» Work instruction
Everything except the pictures should be printed exactly as it appears in the records.

=== Begin Enclosure ===

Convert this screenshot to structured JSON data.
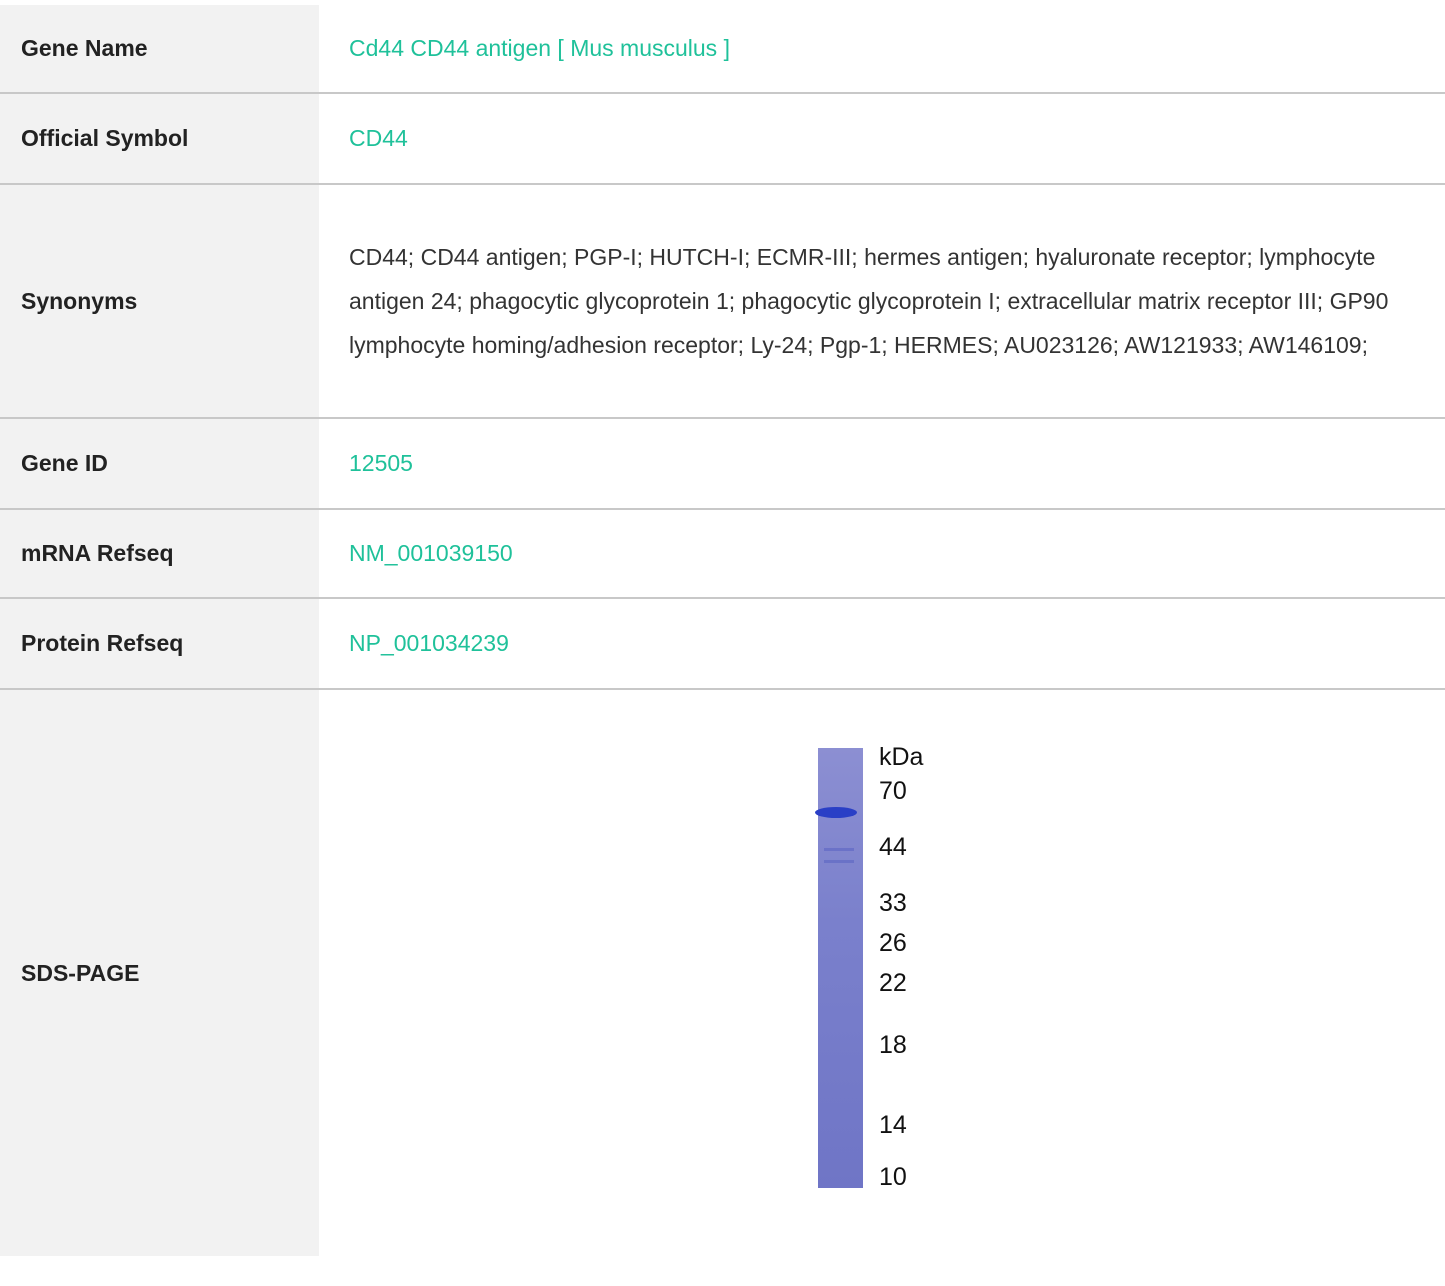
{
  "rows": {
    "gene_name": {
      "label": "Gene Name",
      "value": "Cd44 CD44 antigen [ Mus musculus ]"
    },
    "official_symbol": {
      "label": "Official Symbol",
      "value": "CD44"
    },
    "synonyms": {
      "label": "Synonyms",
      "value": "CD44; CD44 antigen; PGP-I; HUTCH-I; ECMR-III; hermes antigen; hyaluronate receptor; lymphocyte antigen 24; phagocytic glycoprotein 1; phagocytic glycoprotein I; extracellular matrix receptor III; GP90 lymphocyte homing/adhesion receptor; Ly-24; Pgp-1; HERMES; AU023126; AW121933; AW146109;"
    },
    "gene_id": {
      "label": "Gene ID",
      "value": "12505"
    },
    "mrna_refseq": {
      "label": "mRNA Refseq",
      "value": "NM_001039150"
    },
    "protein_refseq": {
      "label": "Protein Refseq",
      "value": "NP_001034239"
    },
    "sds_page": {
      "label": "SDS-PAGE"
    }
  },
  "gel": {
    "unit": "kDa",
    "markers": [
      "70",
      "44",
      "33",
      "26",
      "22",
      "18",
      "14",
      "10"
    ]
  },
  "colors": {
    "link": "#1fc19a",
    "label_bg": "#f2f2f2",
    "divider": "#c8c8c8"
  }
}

=== End Enclosure ===

» Answer section
Convert this screenshot to structured JSON data.
{
  "rows": {
    "gene_name": {
      "label": "Gene Name",
      "value": "Cd44 CD44 antigen [ Mus musculus ]"
    },
    "official_symbol": {
      "label": "Official Symbol",
      "value": "CD44"
    },
    "synonyms": {
      "label": "Synonyms",
      "value": "CD44; CD44 antigen; PGP-I; HUTCH-I; ECMR-III; hermes antigen; hyaluronate receptor; lymphocyte antigen 24; phagocytic glycoprotein 1; phagocytic glycoprotein I; extracellular matrix receptor III; GP90 lymphocyte homing/adhesion receptor; Ly-24; Pgp-1; HERMES; AU023126; AW121933; AW146109;"
    },
    "gene_id": {
      "label": "Gene ID",
      "value": "12505"
    },
    "mrna_refseq": {
      "label": "mRNA Refseq",
      "value": "NM_001039150"
    },
    "protein_refseq": {
      "label": "Protein Refseq",
      "value": "NP_001034239"
    },
    "sds_page": {
      "label": "SDS-PAGE"
    }
  },
  "gel": {
    "unit": "kDa",
    "markers": [
      "70",
      "44",
      "33",
      "26",
      "22",
      "18",
      "14",
      "10"
    ]
  },
  "colors": {
    "link": "#1fc19a",
    "label_bg": "#f2f2f2",
    "divider": "#c8c8c8"
  }
}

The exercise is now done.